Work item -> Copy out each line below exactly as it appears.

Dataset records ->
▼▼▼

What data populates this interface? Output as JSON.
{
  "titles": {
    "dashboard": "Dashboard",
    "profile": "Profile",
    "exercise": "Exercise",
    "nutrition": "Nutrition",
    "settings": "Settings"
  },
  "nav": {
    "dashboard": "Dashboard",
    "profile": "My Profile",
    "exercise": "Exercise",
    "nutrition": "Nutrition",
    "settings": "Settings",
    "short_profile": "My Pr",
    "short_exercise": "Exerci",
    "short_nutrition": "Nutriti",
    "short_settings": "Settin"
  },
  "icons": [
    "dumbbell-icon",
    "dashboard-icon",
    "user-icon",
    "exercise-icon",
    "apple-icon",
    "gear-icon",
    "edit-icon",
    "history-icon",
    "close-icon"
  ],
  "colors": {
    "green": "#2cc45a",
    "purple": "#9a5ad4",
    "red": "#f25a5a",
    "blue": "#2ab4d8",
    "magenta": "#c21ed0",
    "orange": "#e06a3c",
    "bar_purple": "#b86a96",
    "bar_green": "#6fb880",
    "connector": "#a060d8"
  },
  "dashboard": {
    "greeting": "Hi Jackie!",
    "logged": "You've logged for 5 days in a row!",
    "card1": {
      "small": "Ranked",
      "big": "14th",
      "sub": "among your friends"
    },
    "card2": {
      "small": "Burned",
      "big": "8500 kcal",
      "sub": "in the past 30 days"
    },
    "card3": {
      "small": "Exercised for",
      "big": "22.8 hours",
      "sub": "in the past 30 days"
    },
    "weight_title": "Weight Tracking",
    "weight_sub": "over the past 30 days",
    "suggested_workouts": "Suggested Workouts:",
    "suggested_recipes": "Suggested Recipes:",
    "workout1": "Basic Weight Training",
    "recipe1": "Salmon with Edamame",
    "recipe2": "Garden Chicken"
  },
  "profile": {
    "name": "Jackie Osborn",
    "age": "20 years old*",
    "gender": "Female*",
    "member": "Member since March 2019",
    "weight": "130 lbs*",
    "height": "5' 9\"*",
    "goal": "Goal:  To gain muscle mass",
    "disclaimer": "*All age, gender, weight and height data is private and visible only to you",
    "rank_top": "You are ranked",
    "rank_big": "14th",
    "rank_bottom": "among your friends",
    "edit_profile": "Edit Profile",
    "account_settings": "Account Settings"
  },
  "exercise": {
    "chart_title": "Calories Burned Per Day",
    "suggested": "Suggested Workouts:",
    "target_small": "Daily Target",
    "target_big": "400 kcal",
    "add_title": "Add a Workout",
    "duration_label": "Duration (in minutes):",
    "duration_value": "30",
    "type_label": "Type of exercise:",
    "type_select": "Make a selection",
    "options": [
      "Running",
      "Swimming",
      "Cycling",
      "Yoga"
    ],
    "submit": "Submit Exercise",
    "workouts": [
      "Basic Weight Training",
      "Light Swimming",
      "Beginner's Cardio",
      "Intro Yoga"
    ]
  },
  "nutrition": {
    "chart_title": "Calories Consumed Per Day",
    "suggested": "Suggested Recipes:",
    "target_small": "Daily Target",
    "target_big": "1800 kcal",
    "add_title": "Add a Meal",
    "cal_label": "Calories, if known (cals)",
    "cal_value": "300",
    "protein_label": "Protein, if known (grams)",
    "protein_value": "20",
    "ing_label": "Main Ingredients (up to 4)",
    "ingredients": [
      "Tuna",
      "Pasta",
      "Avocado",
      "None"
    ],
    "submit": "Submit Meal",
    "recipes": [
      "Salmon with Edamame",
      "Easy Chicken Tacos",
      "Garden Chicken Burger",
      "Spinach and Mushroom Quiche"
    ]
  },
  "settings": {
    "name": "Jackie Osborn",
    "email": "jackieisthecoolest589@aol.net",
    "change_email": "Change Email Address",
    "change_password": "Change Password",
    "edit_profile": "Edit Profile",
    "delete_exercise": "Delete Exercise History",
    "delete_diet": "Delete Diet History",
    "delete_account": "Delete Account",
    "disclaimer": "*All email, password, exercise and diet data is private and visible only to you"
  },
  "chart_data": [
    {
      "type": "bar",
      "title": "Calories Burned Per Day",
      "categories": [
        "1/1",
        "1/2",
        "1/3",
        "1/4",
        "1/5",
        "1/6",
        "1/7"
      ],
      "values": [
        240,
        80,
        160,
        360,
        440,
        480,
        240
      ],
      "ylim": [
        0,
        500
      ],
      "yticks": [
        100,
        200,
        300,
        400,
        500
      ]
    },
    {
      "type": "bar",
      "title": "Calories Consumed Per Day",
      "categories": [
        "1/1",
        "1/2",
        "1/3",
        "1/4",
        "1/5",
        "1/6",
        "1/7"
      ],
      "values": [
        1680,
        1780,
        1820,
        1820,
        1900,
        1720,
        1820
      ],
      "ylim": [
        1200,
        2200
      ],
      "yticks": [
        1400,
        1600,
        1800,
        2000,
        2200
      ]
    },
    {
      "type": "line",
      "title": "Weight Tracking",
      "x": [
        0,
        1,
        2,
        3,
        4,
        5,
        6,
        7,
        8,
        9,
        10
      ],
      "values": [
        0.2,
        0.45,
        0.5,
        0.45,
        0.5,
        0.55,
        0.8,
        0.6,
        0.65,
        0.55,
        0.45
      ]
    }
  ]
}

▲▲▲

Solved exercise ->
What data populates this interface? Output as JSON.
{
  "titles": {
    "dashboard": "Dashboard",
    "profile": "Profile",
    "exercise": "Exercise",
    "nutrition": "Nutrition",
    "settings": "Settings"
  },
  "nav": {
    "dashboard": "Dashboard",
    "profile": "My Profile",
    "exercise": "Exercise",
    "nutrition": "Nutrition",
    "settings": "Settings",
    "short_profile": "My Pr",
    "short_exercise": "Exerci",
    "short_nutrition": "Nutriti",
    "short_settings": "Settin"
  },
  "icons": [
    "dumbbell-icon",
    "dashboard-icon",
    "user-icon",
    "exercise-icon",
    "apple-icon",
    "gear-icon",
    "edit-icon",
    "history-icon",
    "close-icon"
  ],
  "colors": {
    "green": "#2cc45a",
    "purple": "#9a5ad4",
    "red": "#f25a5a",
    "blue": "#2ab4d8",
    "magenta": "#c21ed0",
    "orange": "#e06a3c",
    "bar_purple": "#b86a96",
    "bar_green": "#6fb880",
    "connector": "#a060d8"
  },
  "dashboard": {
    "greeting": "Hi Jackie!",
    "logged": "You've logged for 5 days in a row!",
    "card1": {
      "small": "Ranked",
      "big": "14th",
      "sub": "among your friends"
    },
    "card2": {
      "small": "Burned",
      "big": "8500 kcal",
      "sub": "in the past 30 days"
    },
    "card3": {
      "small": "Exercised for",
      "big": "22.8 hours",
      "sub": "in the past 30 days"
    },
    "weight_title": "Weight Tracking",
    "weight_sub": "over the past 30 days",
    "suggested_workouts": "Suggested Workouts:",
    "suggested_recipes": "Suggested Recipes:",
    "workout1": "Basic Weight Training",
    "recipe1": "Salmon with Edamame",
    "recipe2": "Garden Chicken"
  },
  "profile": {
    "name": "Jackie Osborn",
    "age": "20 years old*",
    "gender": "Female*",
    "member": "Member since March 2019",
    "weight": "130 lbs*",
    "height": "5' 9\"*",
    "goal": "Goal:  To gain muscle mass",
    "disclaimer": "*All age, gender, weight and height data is private and visible only to you",
    "rank_top": "You are ranked",
    "rank_big": "14th",
    "rank_bottom": "among your friends",
    "edit_profile": "Edit Profile",
    "account_settings": "Account Settings"
  },
  "exercise": {
    "chart_title": "Calories Burned Per Day",
    "suggested": "Suggested Workouts:",
    "target_small": "Daily Target",
    "target_big": "400 kcal",
    "add_title": "Add a Workout",
    "duration_label": "Duration (in minutes):",
    "duration_value": "30",
    "type_label": "Type of exercise:",
    "type_select": "Make a selection",
    "options": [
      "Running",
      "Swimming",
      "Cycling",
      "Yoga"
    ],
    "submit": "Submit Exercise",
    "workouts": [
      "Basic Weight Training",
      "Light Swimming",
      "Beginner's Cardio",
      "Intro Yoga"
    ]
  },
  "nutrition": {
    "chart_title": "Calories Consumed Per Day",
    "suggested": "Suggested Recipes:",
    "target_small": "Daily Target",
    "target_big": "1800 kcal",
    "add_title": "Add a Meal",
    "cal_label": "Calories, if known (cals)",
    "cal_value": "300",
    "protein_label": "Protein, if known (grams)",
    "protein_value": "20",
    "ing_label": "Main Ingredients (up to 4)",
    "ingredients": [
      "Tuna",
      "Pasta",
      "Avocado",
      "None"
    ],
    "submit": "Submit Meal",
    "recipes": [
      "Salmon with Edamame",
      "Easy Chicken Tacos",
      "Garden Chicken Burger",
      "Spinach and Mushroom Quiche"
    ]
  },
  "settings": {
    "name": "Jackie Osborn",
    "email": "jackieisthecoolest589@aol.net",
    "change_email": "Change Email Address",
    "change_password": "Change Password",
    "edit_profile": "Edit Profile",
    "delete_exercise": "Delete Exercise History",
    "delete_diet": "Delete Diet History",
    "delete_account": "Delete Account",
    "disclaimer": "*All email, password, exercise and diet data is private and visible only to you"
  },
  "chart_data": [
    {
      "type": "bar",
      "title": "Calories Burned Per Day",
      "categories": [
        "1/1",
        "1/2",
        "1/3",
        "1/4",
        "1/5",
        "1/6",
        "1/7"
      ],
      "values": [
        240,
        80,
        160,
        360,
        440,
        480,
        240
      ],
      "ylim": [
        0,
        500
      ],
      "yticks": [
        100,
        200,
        300,
        400,
        500
      ]
    },
    {
      "type": "bar",
      "title": "Calories Consumed Per Day",
      "categories": [
        "1/1",
        "1/2",
        "1/3",
        "1/4",
        "1/5",
        "1/6",
        "1/7"
      ],
      "values": [
        1680,
        1780,
        1820,
        1820,
        1900,
        1720,
        1820
      ],
      "ylim": [
        1200,
        2200
      ],
      "yticks": [
        1400,
        1600,
        1800,
        2000,
        2200
      ]
    },
    {
      "type": "line",
      "title": "Weight Tracking",
      "x": [
        0,
        1,
        2,
        3,
        4,
        5,
        6,
        7,
        8,
        9,
        10
      ],
      "values": [
        0.2,
        0.45,
        0.5,
        0.45,
        0.5,
        0.55,
        0.8,
        0.6,
        0.65,
        0.55,
        0.45
      ]
    }
  ]
}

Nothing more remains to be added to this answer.